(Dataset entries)
========================================
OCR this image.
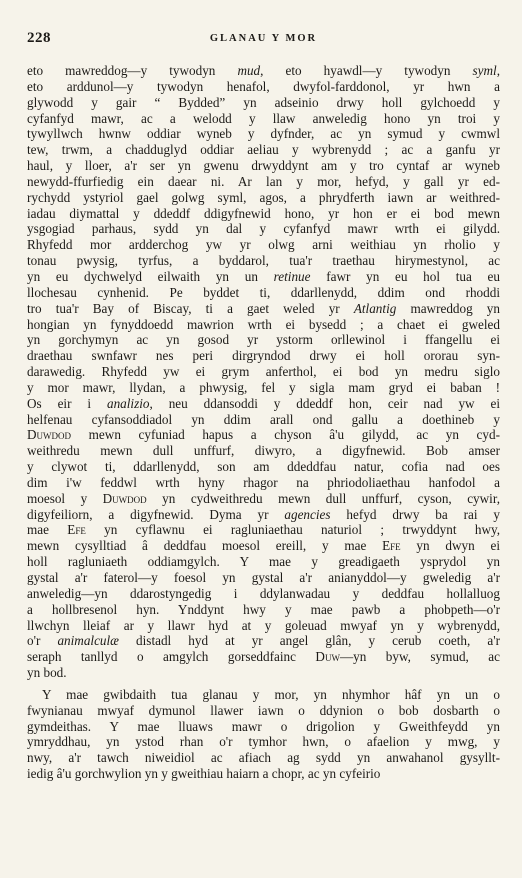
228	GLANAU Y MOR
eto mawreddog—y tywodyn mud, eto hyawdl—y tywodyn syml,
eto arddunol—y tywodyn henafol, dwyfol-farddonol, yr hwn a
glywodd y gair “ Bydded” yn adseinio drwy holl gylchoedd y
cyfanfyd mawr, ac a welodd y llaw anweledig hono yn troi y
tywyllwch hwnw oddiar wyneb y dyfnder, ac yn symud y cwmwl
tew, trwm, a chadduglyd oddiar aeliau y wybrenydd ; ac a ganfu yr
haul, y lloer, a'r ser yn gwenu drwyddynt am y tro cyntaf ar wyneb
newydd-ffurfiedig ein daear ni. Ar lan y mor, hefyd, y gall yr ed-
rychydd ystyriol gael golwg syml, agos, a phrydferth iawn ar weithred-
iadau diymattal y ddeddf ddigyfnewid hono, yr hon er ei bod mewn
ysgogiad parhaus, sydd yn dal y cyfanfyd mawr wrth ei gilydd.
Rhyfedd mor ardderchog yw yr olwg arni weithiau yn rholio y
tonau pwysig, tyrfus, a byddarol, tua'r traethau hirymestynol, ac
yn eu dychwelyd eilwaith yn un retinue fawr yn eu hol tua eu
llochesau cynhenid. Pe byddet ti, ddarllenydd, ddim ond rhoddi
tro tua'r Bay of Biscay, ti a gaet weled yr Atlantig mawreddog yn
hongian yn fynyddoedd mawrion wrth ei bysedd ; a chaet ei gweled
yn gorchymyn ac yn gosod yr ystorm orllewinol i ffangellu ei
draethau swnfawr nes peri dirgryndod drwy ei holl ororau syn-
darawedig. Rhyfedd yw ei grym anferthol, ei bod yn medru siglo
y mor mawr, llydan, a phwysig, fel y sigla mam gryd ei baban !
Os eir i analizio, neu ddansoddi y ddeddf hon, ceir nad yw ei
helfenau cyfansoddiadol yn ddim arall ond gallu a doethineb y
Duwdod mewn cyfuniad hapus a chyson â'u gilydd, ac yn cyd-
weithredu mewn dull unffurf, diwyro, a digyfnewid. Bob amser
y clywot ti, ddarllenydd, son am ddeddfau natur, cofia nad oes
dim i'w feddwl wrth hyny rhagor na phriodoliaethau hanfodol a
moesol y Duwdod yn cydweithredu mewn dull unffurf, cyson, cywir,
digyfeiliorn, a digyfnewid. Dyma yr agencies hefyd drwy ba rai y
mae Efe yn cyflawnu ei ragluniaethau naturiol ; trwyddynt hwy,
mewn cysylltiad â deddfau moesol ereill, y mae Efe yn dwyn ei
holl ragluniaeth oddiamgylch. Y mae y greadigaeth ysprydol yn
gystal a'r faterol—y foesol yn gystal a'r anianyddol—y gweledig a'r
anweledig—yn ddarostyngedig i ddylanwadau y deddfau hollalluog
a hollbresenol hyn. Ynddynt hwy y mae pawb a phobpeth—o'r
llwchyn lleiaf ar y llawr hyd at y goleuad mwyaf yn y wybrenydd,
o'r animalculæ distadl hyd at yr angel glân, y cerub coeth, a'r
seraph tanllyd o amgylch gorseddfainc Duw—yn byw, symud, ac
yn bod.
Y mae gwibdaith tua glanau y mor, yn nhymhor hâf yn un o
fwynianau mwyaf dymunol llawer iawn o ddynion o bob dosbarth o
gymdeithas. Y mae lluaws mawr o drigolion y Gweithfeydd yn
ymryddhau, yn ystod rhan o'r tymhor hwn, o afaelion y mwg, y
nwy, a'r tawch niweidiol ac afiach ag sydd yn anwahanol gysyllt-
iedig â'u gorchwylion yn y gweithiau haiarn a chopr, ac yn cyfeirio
========================================
Your objective>
Find and copy each line above that includes the string "wyneb".

Task response>
tywyllwch hwnw oddiar wyneb y dyfnder, ac yn symud y cwmwl
haul, y lloer, a'r ser yn gwenu drwyddynt am y tro cyntaf ar wyneb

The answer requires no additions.